§ **WHAT TO PRODUCE**
In the entries, find all lines that hold the word "icon" and copy them.

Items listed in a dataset
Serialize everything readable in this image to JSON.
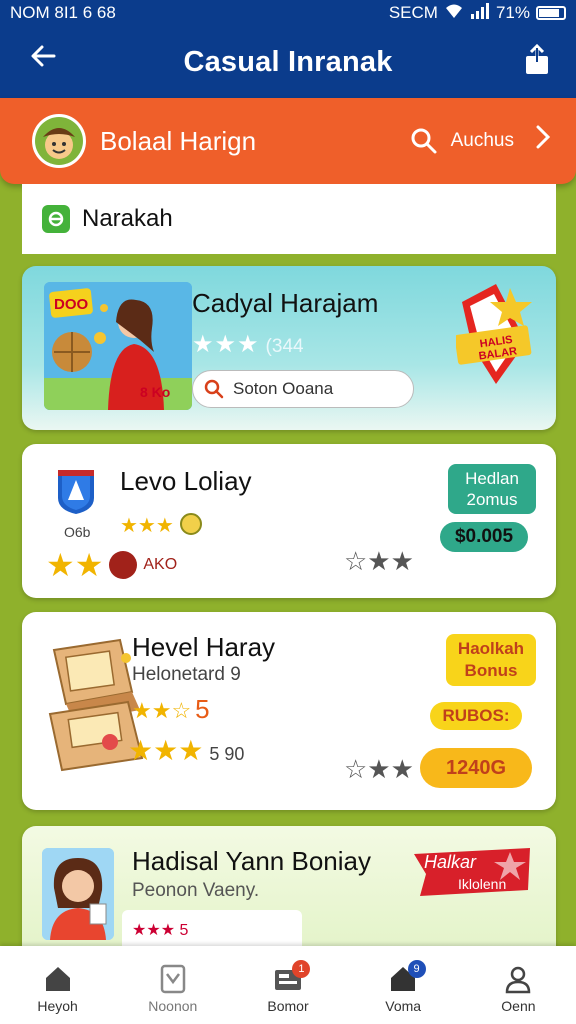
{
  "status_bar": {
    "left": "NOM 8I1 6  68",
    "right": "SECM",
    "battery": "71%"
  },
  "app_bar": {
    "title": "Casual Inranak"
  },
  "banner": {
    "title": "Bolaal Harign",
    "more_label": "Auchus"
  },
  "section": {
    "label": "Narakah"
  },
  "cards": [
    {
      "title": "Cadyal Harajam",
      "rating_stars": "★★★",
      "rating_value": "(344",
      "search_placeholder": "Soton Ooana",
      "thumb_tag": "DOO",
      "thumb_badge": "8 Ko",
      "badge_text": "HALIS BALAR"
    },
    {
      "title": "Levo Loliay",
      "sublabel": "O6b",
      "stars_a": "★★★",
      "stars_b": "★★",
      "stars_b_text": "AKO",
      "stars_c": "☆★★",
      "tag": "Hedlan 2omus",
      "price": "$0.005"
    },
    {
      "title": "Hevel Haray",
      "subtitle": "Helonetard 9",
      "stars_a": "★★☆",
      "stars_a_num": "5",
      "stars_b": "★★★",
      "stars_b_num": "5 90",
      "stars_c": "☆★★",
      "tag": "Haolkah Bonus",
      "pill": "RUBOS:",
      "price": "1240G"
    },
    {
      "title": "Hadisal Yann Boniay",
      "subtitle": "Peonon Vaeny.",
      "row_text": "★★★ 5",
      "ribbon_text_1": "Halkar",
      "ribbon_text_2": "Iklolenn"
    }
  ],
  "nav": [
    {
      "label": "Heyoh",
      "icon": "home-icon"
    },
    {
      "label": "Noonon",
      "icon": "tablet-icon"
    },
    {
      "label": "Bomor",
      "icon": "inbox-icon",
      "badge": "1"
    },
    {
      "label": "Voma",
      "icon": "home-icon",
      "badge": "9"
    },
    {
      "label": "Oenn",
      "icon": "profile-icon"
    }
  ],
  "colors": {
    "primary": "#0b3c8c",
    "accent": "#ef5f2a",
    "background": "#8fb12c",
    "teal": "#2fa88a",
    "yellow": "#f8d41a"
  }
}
...
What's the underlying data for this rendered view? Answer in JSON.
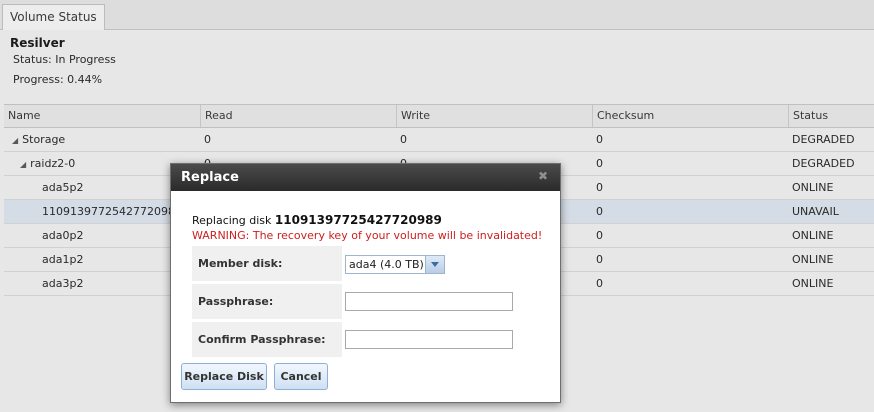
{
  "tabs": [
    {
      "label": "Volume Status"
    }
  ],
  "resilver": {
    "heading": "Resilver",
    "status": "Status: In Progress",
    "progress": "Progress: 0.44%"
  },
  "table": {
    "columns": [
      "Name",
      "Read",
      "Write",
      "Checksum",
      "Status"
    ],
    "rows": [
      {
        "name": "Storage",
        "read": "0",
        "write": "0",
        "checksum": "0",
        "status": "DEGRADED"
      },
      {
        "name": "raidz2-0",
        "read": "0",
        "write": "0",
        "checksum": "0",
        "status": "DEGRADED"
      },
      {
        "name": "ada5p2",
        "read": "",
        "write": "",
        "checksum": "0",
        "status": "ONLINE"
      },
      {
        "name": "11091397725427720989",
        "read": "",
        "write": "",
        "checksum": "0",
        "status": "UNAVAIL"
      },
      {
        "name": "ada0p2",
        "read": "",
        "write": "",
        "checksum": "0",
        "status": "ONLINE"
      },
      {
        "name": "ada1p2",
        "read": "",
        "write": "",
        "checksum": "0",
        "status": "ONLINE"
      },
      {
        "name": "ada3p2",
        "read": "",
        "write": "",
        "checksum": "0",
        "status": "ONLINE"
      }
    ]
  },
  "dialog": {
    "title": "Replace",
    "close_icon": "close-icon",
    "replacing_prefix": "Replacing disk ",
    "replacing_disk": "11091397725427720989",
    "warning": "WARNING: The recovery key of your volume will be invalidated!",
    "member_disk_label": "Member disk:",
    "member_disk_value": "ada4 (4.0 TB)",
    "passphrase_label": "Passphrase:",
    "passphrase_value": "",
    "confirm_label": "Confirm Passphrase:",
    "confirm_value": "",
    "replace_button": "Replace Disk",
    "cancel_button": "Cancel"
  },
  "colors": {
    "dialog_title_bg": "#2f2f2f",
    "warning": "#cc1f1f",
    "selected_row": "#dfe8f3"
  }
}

§ **OUTPUT OF THE TASK**
      "icon": "home-icon"
      "icon": "tablet-icon"
      "icon": "inbox-icon",
      "icon": "home-icon",
      "icon": "profile-icon"
    "close_icon": "close-icon",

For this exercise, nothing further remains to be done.